- **WORK TO BE COMPLETED**
From the entries that follow, pick out all lines holding "Output".

(Records from a data source)

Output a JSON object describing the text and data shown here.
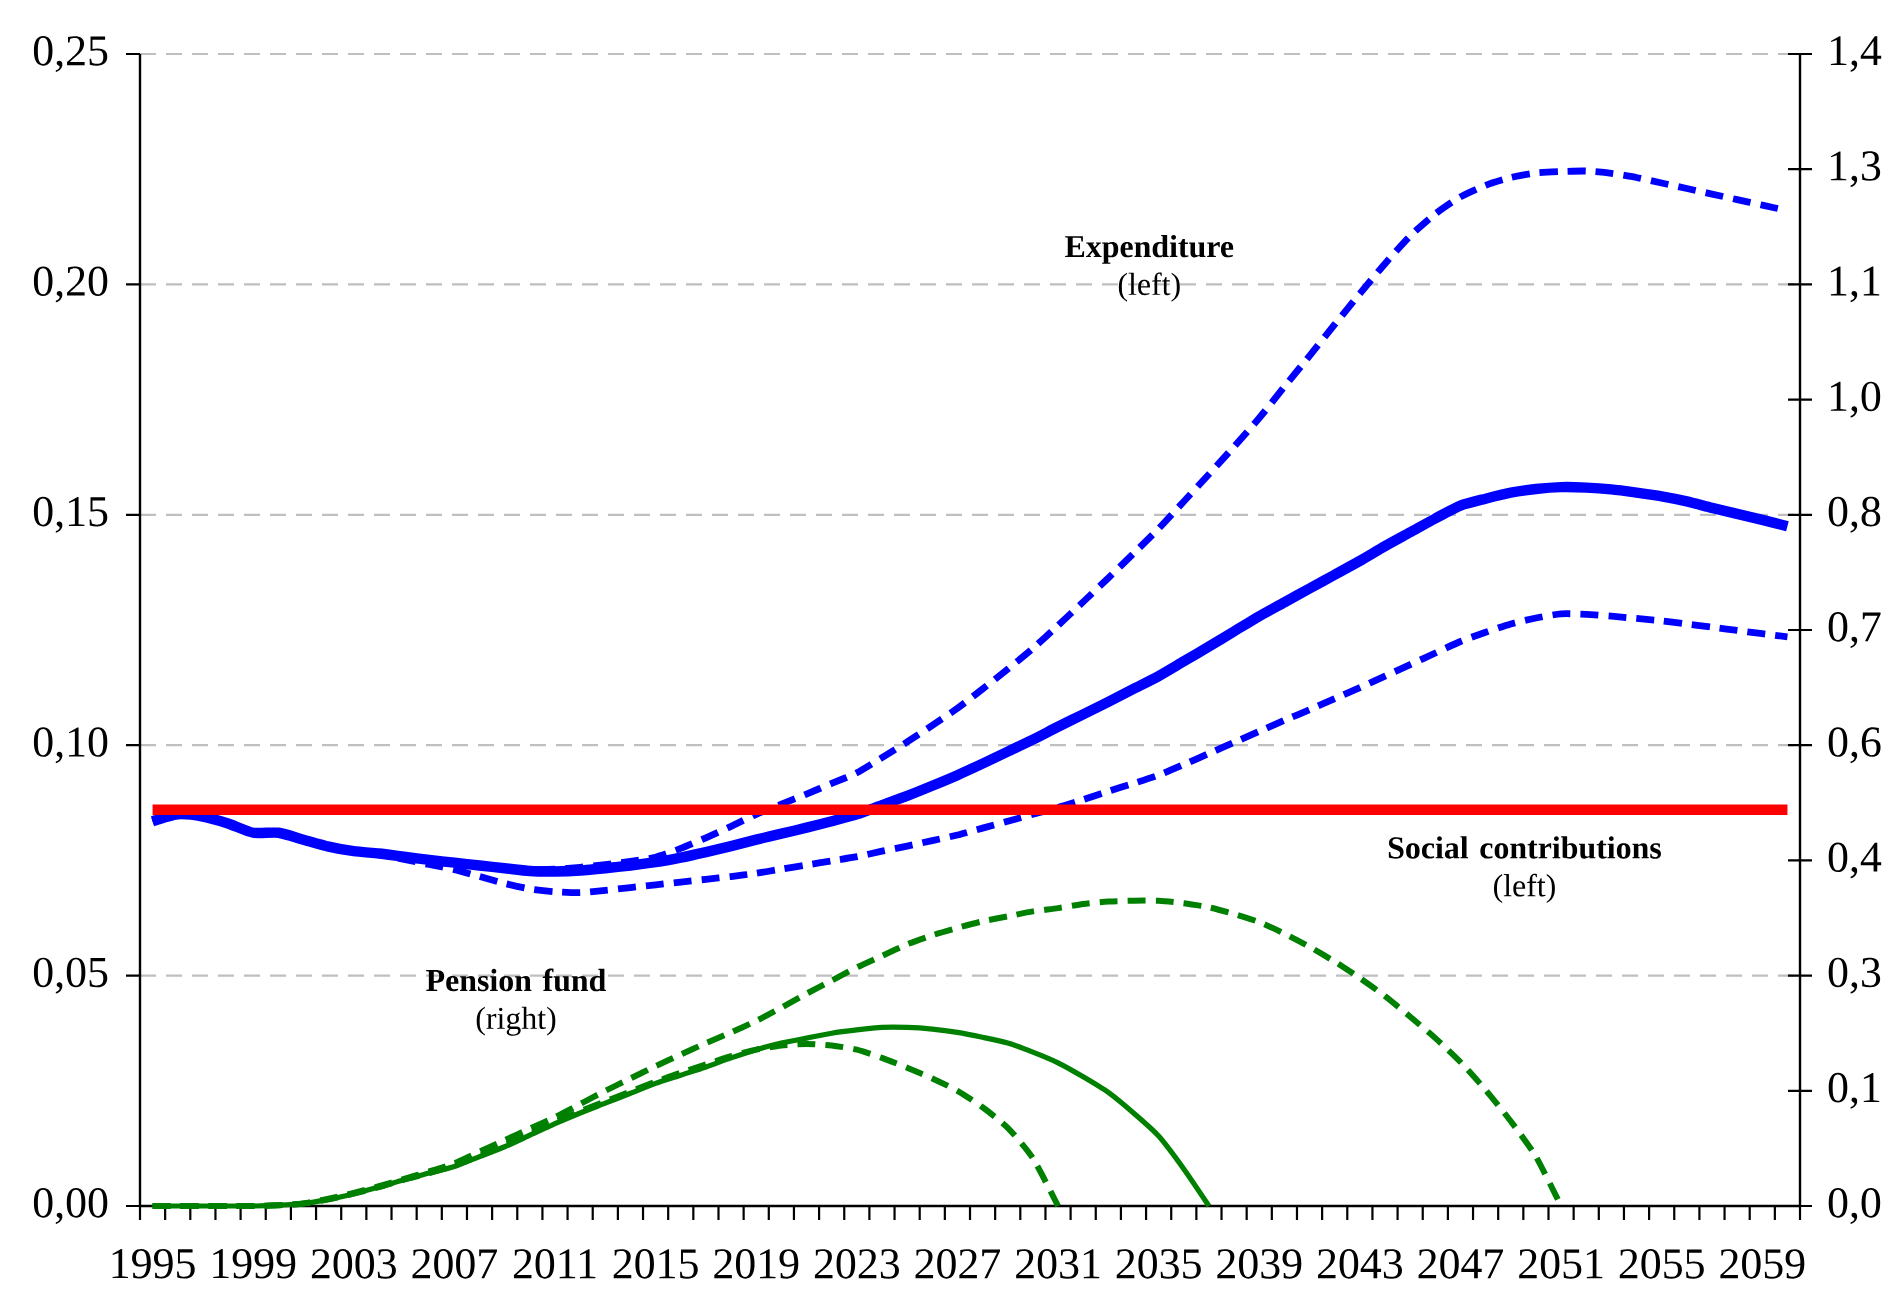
{
  "chart_data": {
    "type": "line",
    "categories": [
      "1995",
      null,
      null,
      null,
      "1999",
      null,
      null,
      null,
      "2003",
      null,
      null,
      null,
      "2007",
      null,
      null,
      null,
      "2011",
      null,
      null,
      null,
      "2015",
      null,
      null,
      null,
      "2019",
      null,
      null,
      null,
      "2023",
      null,
      null,
      null,
      "2027",
      null,
      null,
      null,
      "2031",
      null,
      null,
      null,
      "2035",
      null,
      null,
      null,
      "2039",
      null,
      null,
      null,
      "2043",
      null,
      null,
      null,
      "2047",
      null,
      null,
      null,
      "2051",
      null,
      null,
      null,
      "2055",
      null,
      null,
      null,
      "2059",
      null
    ],
    "ylim": [
      0,
      0.25
    ],
    "yticks": [
      {
        "value": 0,
        "label": "0,00"
      },
      {
        "value": 0.05,
        "label": "0,05"
      },
      {
        "value": 0.1,
        "label": "0,10"
      },
      {
        "value": 0.15,
        "label": "0,15"
      },
      {
        "value": 0.2,
        "label": "0,20"
      },
      {
        "value": 0.25,
        "label": "0,25"
      }
    ],
    "y2lim": [
      0,
      1.4
    ],
    "y2ticks": [
      {
        "value": 0,
        "label": "0,0"
      },
      {
        "value": 0.14,
        "label": "0,1"
      },
      {
        "value": 0.28,
        "label": "0,3"
      },
      {
        "value": 0.42,
        "label": "0,4"
      },
      {
        "value": 0.56,
        "label": "0,6"
      },
      {
        "value": 0.7,
        "label": "0,7"
      },
      {
        "value": 0.84,
        "label": "0,8"
      },
      {
        "value": 0.98,
        "label": "1,0"
      },
      {
        "value": 1.12,
        "label": "1,1"
      },
      {
        "value": 1.26,
        "label": "1,3"
      },
      {
        "value": 1.4,
        "label": "1,4"
      }
    ],
    "grid": "y",
    "annotations": [
      "**Expenditure** (left)",
      "**Social contributions** (left)",
      "**Pension fund** (right)"
    ],
    "series": [
      {
        "color": "#0000ff",
        "line_style": "solid",
        "values": [
          0.0835,
          0.085,
          0.0845,
          0.083,
          0.081,
          0.081,
          0.0795,
          0.078,
          0.077,
          0.0765,
          0.0758,
          0.0751,
          0.0745,
          0.0739,
          0.0733,
          0.0727,
          0.0726,
          0.0728,
          0.0733,
          0.0739,
          0.0746,
          0.0756,
          0.0768,
          0.0781,
          0.0795,
          0.0808,
          0.0821,
          0.0835,
          0.085,
          0.087,
          0.089,
          0.0912,
          0.0935,
          0.096,
          0.0986,
          0.1012,
          0.104,
          0.1067,
          0.1094,
          0.1122,
          0.115,
          0.1182,
          0.1214,
          0.1247,
          0.128,
          0.131,
          0.134,
          0.137,
          0.14,
          0.1432,
          0.1462,
          0.1492,
          0.152,
          0.1535,
          0.1548,
          0.1556,
          0.156,
          0.1559,
          0.1555,
          0.1548,
          0.154,
          0.1529,
          0.1515,
          0.1502,
          0.1489,
          0.1475
        ]
      },
      {
        "color": "#0000ff",
        "line_style": "dashed",
        "values": [
          0.0835,
          0.085,
          0.0845,
          0.083,
          0.081,
          0.081,
          0.0795,
          0.078,
          0.077,
          0.0765,
          0.0758,
          0.0751,
          0.0745,
          0.0739,
          0.0734,
          0.073,
          0.0731,
          0.0735,
          0.0741,
          0.0748,
          0.0757,
          0.0776,
          0.0799,
          0.0824,
          0.085,
          0.0872,
          0.0894,
          0.0917,
          0.094,
          0.0973,
          0.1007,
          0.1043,
          0.108,
          0.1122,
          0.1165,
          0.121,
          0.126,
          0.1311,
          0.1363,
          0.1416,
          0.147,
          0.1529,
          0.1588,
          0.1648,
          0.171,
          0.1778,
          0.1845,
          0.1913,
          0.198,
          0.2045,
          0.2105,
          0.2153,
          0.219,
          0.2215,
          0.2232,
          0.2242,
          0.2245,
          0.2246,
          0.2241,
          0.2232,
          0.222,
          0.2208,
          0.2196,
          0.2184,
          0.2172,
          0.216
        ]
      },
      {
        "color": "#0000ff",
        "line_style": "dashed",
        "values": [
          0.0835,
          0.085,
          0.0845,
          0.083,
          0.081,
          0.081,
          0.0795,
          0.078,
          0.077,
          0.0763,
          0.0752,
          0.0741,
          0.073,
          0.0715,
          0.07,
          0.0688,
          0.0682,
          0.068,
          0.0685,
          0.0691,
          0.0697,
          0.0703,
          0.0709,
          0.0715,
          0.0722,
          0.0731,
          0.074,
          0.0749,
          0.0758,
          0.077,
          0.0781,
          0.0793,
          0.0805,
          0.082,
          0.0835,
          0.085,
          0.0865,
          0.0882,
          0.09,
          0.0917,
          0.0935,
          0.0958,
          0.0982,
          0.1006,
          0.103,
          0.1054,
          0.1077,
          0.1101,
          0.1125,
          0.115,
          0.1175,
          0.12,
          0.1225,
          0.1245,
          0.1263,
          0.1276,
          0.1285,
          0.1284,
          0.128,
          0.1275,
          0.127,
          0.1263,
          0.1256,
          0.1249,
          0.1242,
          0.1235
        ]
      },
      {
        "color": "#ff0000",
        "line_style": "solid",
        "values": [
          0.086,
          0.086,
          0.086,
          0.086,
          0.086,
          0.086,
          0.086,
          0.086,
          0.086,
          0.086,
          0.086,
          0.086,
          0.086,
          0.086,
          0.086,
          0.086,
          0.086,
          0.086,
          0.086,
          0.086,
          0.086,
          0.086,
          0.086,
          0.086,
          0.086,
          0.086,
          0.086,
          0.086,
          0.086,
          0.086,
          0.086,
          0.086,
          0.086,
          0.086,
          0.086,
          0.086,
          0.086,
          0.086,
          0.086,
          0.086,
          0.086,
          0.086,
          0.086,
          0.086,
          0.086,
          0.086,
          0.086,
          0.086,
          0.086,
          0.086,
          0.086,
          0.086,
          0.086,
          0.086,
          0.086,
          0.086,
          0.086,
          0.086,
          0.086,
          0.086,
          0.086,
          0.086,
          0.086,
          0.086,
          0.086,
          0.086
        ]
      },
      {
        "color": "#008000",
        "line_style": "solid",
        "axis": "y2",
        "values": [
          0,
          0,
          0,
          0,
          0,
          0.001,
          0.003,
          0.008,
          0.015,
          0.023,
          0.032,
          0.04,
          0.048,
          0.06,
          0.072,
          0.086,
          0.1,
          0.113,
          0.125,
          0.137,
          0.149,
          0.159,
          0.169,
          0.18,
          0.19,
          0.198,
          0.204,
          0.21,
          0.214,
          0.217,
          0.217,
          0.215,
          0.211,
          0.205,
          0.198,
          0.187,
          0.174,
          0.157,
          0.138,
          0.113,
          0.085,
          0.045,
          0,
          null,
          null,
          null,
          null,
          null,
          null,
          null,
          null,
          null,
          null,
          null,
          null,
          null,
          null,
          null,
          null,
          null,
          null,
          null,
          null,
          null,
          null,
          null
        ]
      },
      {
        "color": "#008000",
        "line_style": "dashed",
        "axis": "y2",
        "values": [
          0,
          0,
          0,
          0,
          0,
          0.001,
          0.003,
          0.009,
          0.016,
          0.024,
          0.033,
          0.042,
          0.052,
          0.066,
          0.08,
          0.094,
          0.108,
          0.124,
          0.14,
          0.155,
          0.17,
          0.184,
          0.198,
          0.211,
          0.225,
          0.241,
          0.258,
          0.274,
          0.29,
          0.304,
          0.318,
          0.329,
          0.338,
          0.346,
          0.352,
          0.358,
          0.362,
          0.367,
          0.37,
          0.371,
          0.371,
          0.368,
          0.363,
          0.355,
          0.345,
          0.331,
          0.315,
          0.297,
          0.277,
          0.255,
          0.23,
          0.204,
          0.175,
          0.141,
          0.103,
          0.06,
          0,
          null,
          null,
          null,
          null,
          null,
          null,
          null,
          null,
          null
        ]
      },
      {
        "color": "#008000",
        "line_style": "dashed",
        "axis": "y2",
        "values": [
          0,
          0,
          0,
          0,
          0,
          0.001,
          0.003,
          0.008,
          0.015,
          0.023,
          0.032,
          0.04,
          0.049,
          0.061,
          0.074,
          0.088,
          0.102,
          0.115,
          0.127,
          0.139,
          0.151,
          0.162,
          0.172,
          0.182,
          0.19,
          0.195,
          0.197,
          0.195,
          0.19,
          0.18,
          0.168,
          0.155,
          0.14,
          0.12,
          0.095,
          0.058,
          0,
          null,
          null,
          null,
          null,
          null,
          null,
          null,
          null,
          null,
          null,
          null,
          null,
          null,
          null,
          null,
          null,
          null,
          null,
          null,
          null,
          null,
          null,
          null,
          null,
          null,
          null,
          null,
          null,
          null
        ]
      }
    ]
  }
}
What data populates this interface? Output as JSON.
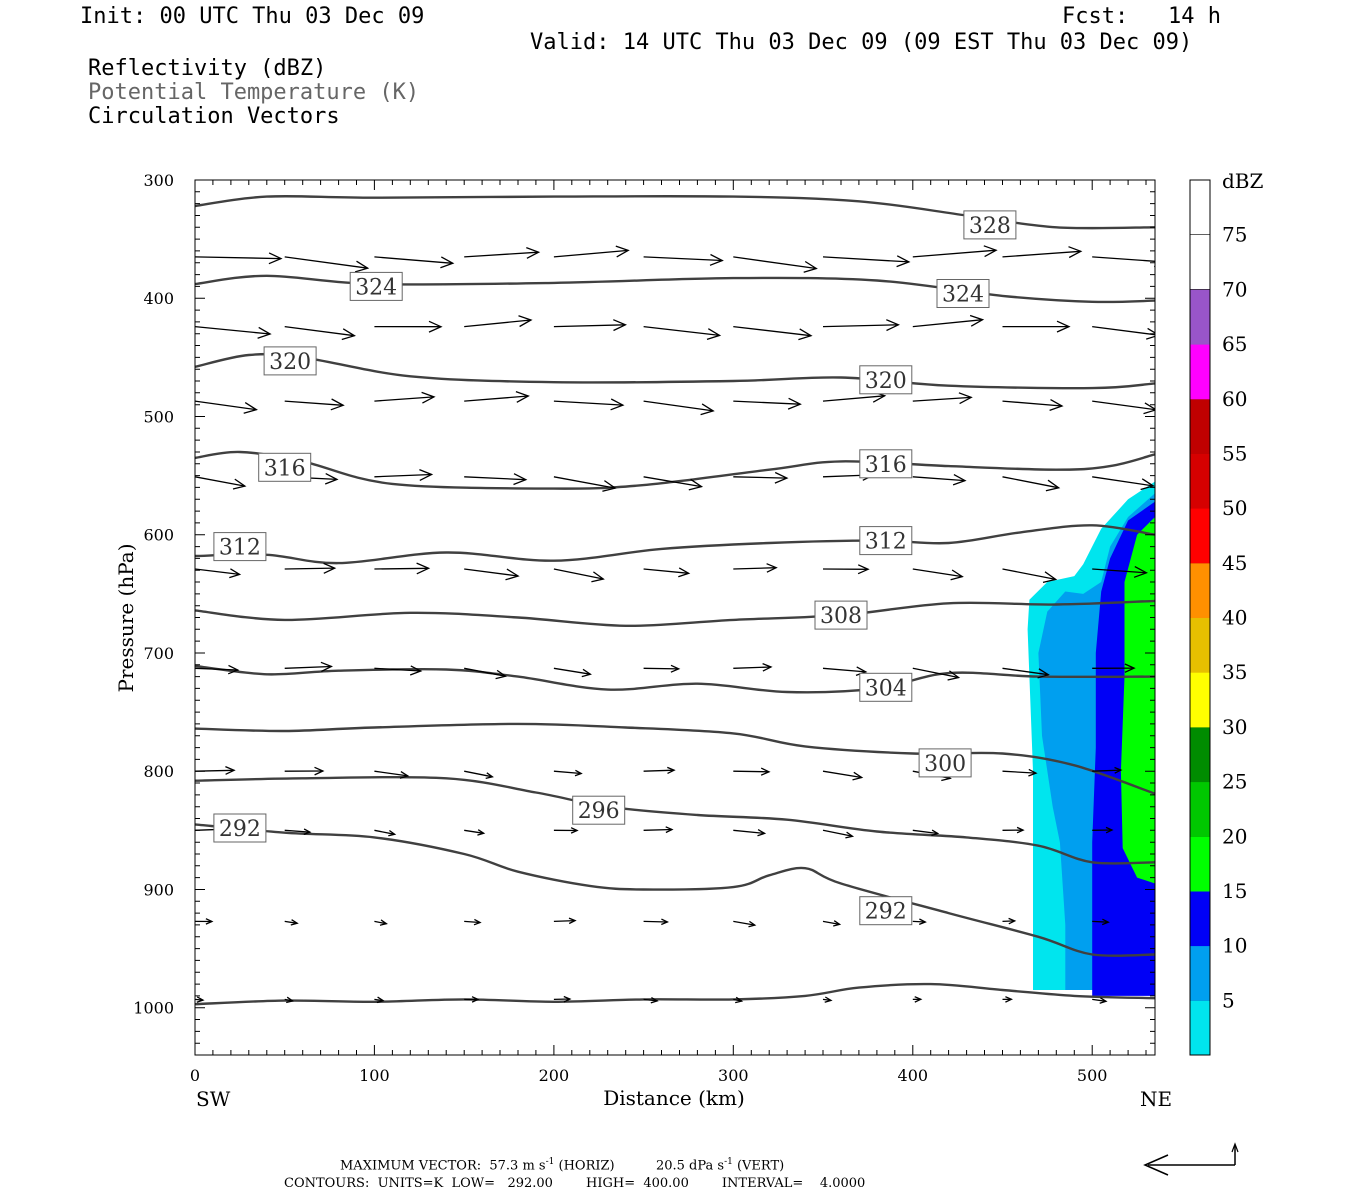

- **ANSWER TO THIS TASK**
Output a JSON object describing the text and data shown here.
What data populates this interface? Output as JSON.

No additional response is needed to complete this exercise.